▶ _Stated goal_
Produce an exact copy of all the records.

▶ _Material for this task_
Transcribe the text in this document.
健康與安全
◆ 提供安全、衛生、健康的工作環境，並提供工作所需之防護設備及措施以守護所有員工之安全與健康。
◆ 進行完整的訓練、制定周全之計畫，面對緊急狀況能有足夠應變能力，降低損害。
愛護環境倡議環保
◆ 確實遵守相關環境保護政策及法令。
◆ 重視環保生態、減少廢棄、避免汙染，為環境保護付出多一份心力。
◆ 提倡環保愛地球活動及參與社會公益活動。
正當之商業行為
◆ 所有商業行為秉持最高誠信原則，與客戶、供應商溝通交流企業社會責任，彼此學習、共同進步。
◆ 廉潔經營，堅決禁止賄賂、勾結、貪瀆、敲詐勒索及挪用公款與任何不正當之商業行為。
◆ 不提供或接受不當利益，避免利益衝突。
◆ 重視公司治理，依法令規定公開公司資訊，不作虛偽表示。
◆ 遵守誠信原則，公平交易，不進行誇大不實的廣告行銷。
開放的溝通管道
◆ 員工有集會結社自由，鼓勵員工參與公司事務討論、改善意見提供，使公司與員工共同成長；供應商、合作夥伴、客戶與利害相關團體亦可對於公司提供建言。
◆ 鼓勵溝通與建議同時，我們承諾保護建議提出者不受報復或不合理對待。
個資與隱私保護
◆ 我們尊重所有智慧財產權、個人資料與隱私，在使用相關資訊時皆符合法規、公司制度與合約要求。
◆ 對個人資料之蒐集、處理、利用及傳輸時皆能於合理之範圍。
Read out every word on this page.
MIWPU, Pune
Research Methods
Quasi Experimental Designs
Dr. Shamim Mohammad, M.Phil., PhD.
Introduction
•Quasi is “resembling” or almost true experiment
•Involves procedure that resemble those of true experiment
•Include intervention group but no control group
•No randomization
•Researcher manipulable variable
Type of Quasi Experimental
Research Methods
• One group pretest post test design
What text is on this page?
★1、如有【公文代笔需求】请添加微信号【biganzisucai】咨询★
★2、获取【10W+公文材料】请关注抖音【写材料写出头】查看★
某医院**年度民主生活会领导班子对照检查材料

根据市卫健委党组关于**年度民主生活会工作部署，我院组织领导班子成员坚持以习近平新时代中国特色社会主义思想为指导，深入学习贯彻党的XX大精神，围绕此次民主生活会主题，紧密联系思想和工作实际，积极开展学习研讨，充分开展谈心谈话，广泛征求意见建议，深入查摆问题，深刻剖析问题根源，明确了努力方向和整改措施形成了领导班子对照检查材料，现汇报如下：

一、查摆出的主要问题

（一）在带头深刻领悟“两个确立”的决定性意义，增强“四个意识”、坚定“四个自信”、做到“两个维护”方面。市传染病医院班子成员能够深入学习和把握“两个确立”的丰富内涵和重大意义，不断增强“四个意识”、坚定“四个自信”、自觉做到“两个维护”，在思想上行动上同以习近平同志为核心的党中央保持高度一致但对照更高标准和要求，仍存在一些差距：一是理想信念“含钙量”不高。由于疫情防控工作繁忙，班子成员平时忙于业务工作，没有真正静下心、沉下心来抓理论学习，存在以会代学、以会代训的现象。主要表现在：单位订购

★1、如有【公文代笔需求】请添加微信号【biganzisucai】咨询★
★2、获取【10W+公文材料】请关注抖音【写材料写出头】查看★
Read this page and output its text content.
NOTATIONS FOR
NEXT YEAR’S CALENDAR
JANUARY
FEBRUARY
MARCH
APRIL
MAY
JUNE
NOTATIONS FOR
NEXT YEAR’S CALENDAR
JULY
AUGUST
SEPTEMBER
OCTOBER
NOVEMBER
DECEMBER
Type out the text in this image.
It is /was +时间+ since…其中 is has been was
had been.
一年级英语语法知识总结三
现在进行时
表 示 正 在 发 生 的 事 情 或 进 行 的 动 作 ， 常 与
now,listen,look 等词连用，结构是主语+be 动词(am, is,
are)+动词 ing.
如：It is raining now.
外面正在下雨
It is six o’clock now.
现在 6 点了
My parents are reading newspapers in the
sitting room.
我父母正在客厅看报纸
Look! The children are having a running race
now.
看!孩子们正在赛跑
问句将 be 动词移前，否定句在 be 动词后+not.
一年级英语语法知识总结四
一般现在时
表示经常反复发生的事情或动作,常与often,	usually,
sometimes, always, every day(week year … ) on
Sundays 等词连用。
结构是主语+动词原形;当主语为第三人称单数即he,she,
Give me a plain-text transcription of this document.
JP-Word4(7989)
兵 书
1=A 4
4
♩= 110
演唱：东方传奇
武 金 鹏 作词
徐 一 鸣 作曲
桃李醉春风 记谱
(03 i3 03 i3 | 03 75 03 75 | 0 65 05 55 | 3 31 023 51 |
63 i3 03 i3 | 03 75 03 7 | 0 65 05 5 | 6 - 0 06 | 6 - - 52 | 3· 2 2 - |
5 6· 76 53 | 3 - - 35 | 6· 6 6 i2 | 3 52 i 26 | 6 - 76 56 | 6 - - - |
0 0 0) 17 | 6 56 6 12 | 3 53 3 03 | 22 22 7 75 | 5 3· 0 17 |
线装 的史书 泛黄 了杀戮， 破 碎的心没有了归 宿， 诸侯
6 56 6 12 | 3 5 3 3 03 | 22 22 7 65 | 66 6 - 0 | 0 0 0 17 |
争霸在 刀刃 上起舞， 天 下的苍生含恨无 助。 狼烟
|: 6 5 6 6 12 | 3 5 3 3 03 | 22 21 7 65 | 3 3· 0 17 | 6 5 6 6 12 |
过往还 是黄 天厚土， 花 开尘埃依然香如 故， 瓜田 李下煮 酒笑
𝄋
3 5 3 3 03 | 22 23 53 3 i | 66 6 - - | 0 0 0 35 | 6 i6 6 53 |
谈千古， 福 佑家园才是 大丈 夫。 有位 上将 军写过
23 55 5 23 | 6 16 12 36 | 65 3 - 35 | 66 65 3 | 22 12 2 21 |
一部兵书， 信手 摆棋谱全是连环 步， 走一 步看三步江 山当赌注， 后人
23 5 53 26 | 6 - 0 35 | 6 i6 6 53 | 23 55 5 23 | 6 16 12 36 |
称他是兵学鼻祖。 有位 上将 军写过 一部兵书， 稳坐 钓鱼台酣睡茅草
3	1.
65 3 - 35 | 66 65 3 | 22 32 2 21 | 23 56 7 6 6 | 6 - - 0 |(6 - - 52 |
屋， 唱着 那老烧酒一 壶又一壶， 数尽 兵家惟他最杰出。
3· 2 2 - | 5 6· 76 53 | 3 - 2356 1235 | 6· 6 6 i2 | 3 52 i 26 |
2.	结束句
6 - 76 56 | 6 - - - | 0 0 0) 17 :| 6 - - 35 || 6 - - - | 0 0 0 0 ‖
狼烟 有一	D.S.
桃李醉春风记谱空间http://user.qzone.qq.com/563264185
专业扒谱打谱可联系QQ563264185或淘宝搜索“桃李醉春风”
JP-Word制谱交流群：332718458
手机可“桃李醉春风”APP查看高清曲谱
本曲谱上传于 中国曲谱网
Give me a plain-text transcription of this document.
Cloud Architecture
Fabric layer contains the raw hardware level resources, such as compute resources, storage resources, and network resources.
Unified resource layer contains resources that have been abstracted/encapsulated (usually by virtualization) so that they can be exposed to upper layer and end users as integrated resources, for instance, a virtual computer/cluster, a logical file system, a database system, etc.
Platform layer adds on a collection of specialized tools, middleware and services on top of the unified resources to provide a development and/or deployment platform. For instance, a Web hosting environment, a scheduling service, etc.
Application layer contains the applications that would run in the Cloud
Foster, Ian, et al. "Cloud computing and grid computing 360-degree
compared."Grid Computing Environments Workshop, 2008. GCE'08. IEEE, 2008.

▶ _Exercise solution_
Transcribe the text in this document.
健康與安全
◆ 提供安全、衛生、健康的工作環境，並提供工作所需之防護設備及措施以守護所有員工之安全與健康。
◆ 進行完整的訓練、制定周全之計畫，面對緊急狀況能有足夠應變能力，降低損害。
愛護環境倡議環保
◆ 確實遵守相關環境保護政策及法令。
◆ 重視環保生態、減少廢棄、避免汙染，為環境保護付出多一份心力。
◆ 提倡環保愛地球活動及參與社會公益活動。
正當之商業行為
◆ 所有商業行為秉持最高誠信原則，與客戶、供應商溝通交流企業社會責任，彼此學習、共同進步。
◆ 廉潔經營，堅決禁止賄賂、勾結、貪瀆、敲詐勒索及挪用公款與任何不正當之商業行為。
◆ 不提供或接受不當利益，避免利益衝突。
◆ 重視公司治理，依法令規定公開公司資訊，不作虛偽表示。
◆ 遵守誠信原則，公平交易，不進行誇大不實的廣告行銷。
開放的溝通管道
◆ 員工有集會結社自由，鼓勵員工參與公司事務討論、改善意見提供，使公司與員工共同成長；供應商、合作夥伴、客戶與利害相關團體亦可對於公司提供建言。
◆ 鼓勵溝通與建議同時，我們承諾保護建議提出者不受報復或不合理對待。
個資與隱私保護
◆ 我們尊重所有智慧財產權、個人資料與隱私，在使用相關資訊時皆符合法規、公司制度與合約要求。
◆ 對個人資料之蒐集、處理、利用及傳輸時皆能於合理之範圍。
Read out every word on this page.
MIWPU, Pune
Research Methods
Quasi Experimental Designs
Dr. Shamim Mohammad, M.Phil., PhD.
Introduction
•Quasi is “resembling” or almost true experiment
•Involves procedure that resemble those of true experiment
•Include intervention group but no control group
•No randomization
•Researcher manipulable variable
Type of Quasi Experimental
Research Methods
• One group pretest post test design
What text is on this page?
★1、如有【公文代笔需求】请添加微信号【biganzisucai】咨询★
★2、获取【10W+公文材料】请关注抖音【写材料写出头】查看★
某医院**年度民主生活会领导班子对照检查材料

根据市卫健委党组关于**年度民主生活会工作部署，我院组织领导班子成员坚持以习近平新时代中国特色社会主义思想为指导，深入学习贯彻党的XX大精神，围绕此次民主生活会主题，紧密联系思想和工作实际，积极开展学习研讨，充分开展谈心谈话，广泛征求意见建议，深入查摆问题，深刻剖析问题根源，明确了努力方向和整改措施形成了领导班子对照检查材料，现汇报如下：

一、查摆出的主要问题

（一）在带头深刻领悟“两个确立”的决定性意义，增强“四个意识”、坚定“四个自信”、做到“两个维护”方面。市传染病医院班子成员能够深入学习和把握“两个确立”的丰富内涵和重大意义，不断增强“四个意识”、坚定“四个自信”、自觉做到“两个维护”，在思想上行动上同以习近平同志为核心的党中央保持高度一致但对照更高标准和要求，仍存在一些差距：一是理想信念“含钙量”不高。由于疫情防控工作繁忙，班子成员平时忙于业务工作，没有真正静下心、沉下心来抓理论学习，存在以会代学、以会代训的现象。主要表现在：单位订购

★1、如有【公文代笔需求】请添加微信号【biganzisucai】咨询★
★2、获取【10W+公文材料】请关注抖音【写材料写出头】查看★
Read this page and output its text content.
NOTATIONS FOR
NEXT YEAR’S CALENDAR
JANUARY
FEBRUARY
MARCH
APRIL
MAY
JUNE
NOTATIONS FOR
NEXT YEAR’S CALENDAR
JULY
AUGUST
SEPTEMBER
OCTOBER
NOVEMBER
DECEMBER
Type out the text in this image.
It is /was +时间+ since…其中 is has been was
had been.
一年级英语语法知识总结三
现在进行时
表 示 正 在 发 生 的 事 情 或 进 行 的 动 作 ， 常 与
now,listen,look 等词连用，结构是主语+be 动词(am, is,
are)+动词 ing.
如：It is raining now.
外面正在下雨
It is six o’clock now.
现在 6 点了
My parents are reading newspapers in the
sitting room.
我父母正在客厅看报纸
Look! The children are having a running race
now.
看!孩子们正在赛跑
问句将 be 动词移前，否定句在 be 动词后+not.
一年级英语语法知识总结四
一般现在时
表示经常反复发生的事情或动作,常与often,	usually,
sometimes, always, every day(week year … ) on
Sundays 等词连用。
结构是主语+动词原形;当主语为第三人称单数即he,she,
Give me a plain-text transcription of this document.
JP-Word4(7989)
兵 书
1=A 4
4
♩= 110
演唱：东方传奇
武 金 鹏 作词
徐 一 鸣 作曲
桃李醉春风 记谱
(03 i3 03 i3 | 03 75 03 75 | 0 65 05 55 | 3 31 023 51 |
63 i3 03 i3 | 03 75 03 7 | 0 65 05 5 | 6 - 0 06 | 6 - - 52 | 3· 2 2 - |
5 6· 76 53 | 3 - - 35 | 6· 6 6 i2 | 3 52 i 26 | 6 - 76 56 | 6 - - - |
0 0 0) 17 | 6 56 6 12 | 3 53 3 03 | 22 22 7 75 | 5 3· 0 17 |
线装 的史书 泛黄 了杀戮， 破 碎的心没有了归 宿， 诸侯
6 56 6 12 | 3 5 3 3 03 | 22 22 7 65 | 66 6 - 0 | 0 0 0 17 |
争霸在 刀刃 上起舞， 天 下的苍生含恨无 助。 狼烟
|: 6 5 6 6 12 | 3 5 3 3 03 | 22 21 7 65 | 3 3· 0 17 | 6 5 6 6 12 |
过往还 是黄 天厚土， 花 开尘埃依然香如 故， 瓜田 李下煮 酒笑
𝄋
3 5 3 3 03 | 22 23 53 3 i | 66 6 - - | 0 0 0 35 | 6 i6 6 53 |
谈千古， 福 佑家园才是 大丈 夫。 有位 上将 军写过
23 55 5 23 | 6 16 12 36 | 65 3 - 35 | 66 65 3 | 22 12 2 21 |
一部兵书， 信手 摆棋谱全是连环 步， 走一 步看三步江 山当赌注， 后人
23 5 53 26 | 6 - 0 35 | 6 i6 6 53 | 23 55 5 23 | 6 16 12 36 |
称他是兵学鼻祖。 有位 上将 军写过 一部兵书， 稳坐 钓鱼台酣睡茅草
3	1.
65 3 - 35 | 66 65 3 | 22 32 2 21 | 23 56 7 6 6 | 6 - - 0 |(6 - - 52 |
屋， 唱着 那老烧酒一 壶又一壶， 数尽 兵家惟他最杰出。
3· 2 2 - | 5 6· 76 53 | 3 - 2356 1235 | 6· 6 6 i2 | 3 52 i 26 |
2.	结束句
6 - 76 56 | 6 - - - | 0 0 0) 17 :| 6 - - 35 || 6 - - - | 0 0 0 0 ‖
狼烟 有一	D.S.
桃李醉春风记谱空间http://user.qzone.qq.com/563264185
专业扒谱打谱可联系QQ563264185或淘宝搜索“桃李醉春风”
JP-Word制谱交流群：332718458
手机可“桃李醉春风”APP查看高清曲谱
本曲谱上传于 中国曲谱网
Give me a plain-text transcription of this document.
Cloud Architecture
Fabric layer contains the raw hardware level resources, such as compute resources, storage resources, and network resources.
Unified resource layer contains resources that have been abstracted/encapsulated (usually by virtualization) so that they can be exposed to upper layer and end users as integrated resources, for instance, a virtual computer/cluster, a logical file system, a database system, etc.
Platform layer adds on a collection of specialized tools, middleware and services on top of the unified resources to provide a development and/or deployment platform. For instance, a Web hosting environment, a scheduling service, etc.
Application layer contains the applications that would run in the Cloud
Foster, Ian, et al. "Cloud computing and grid computing 360-degree
compared."Grid Computing Environments Workshop, 2008. GCE'08. IEEE, 2008.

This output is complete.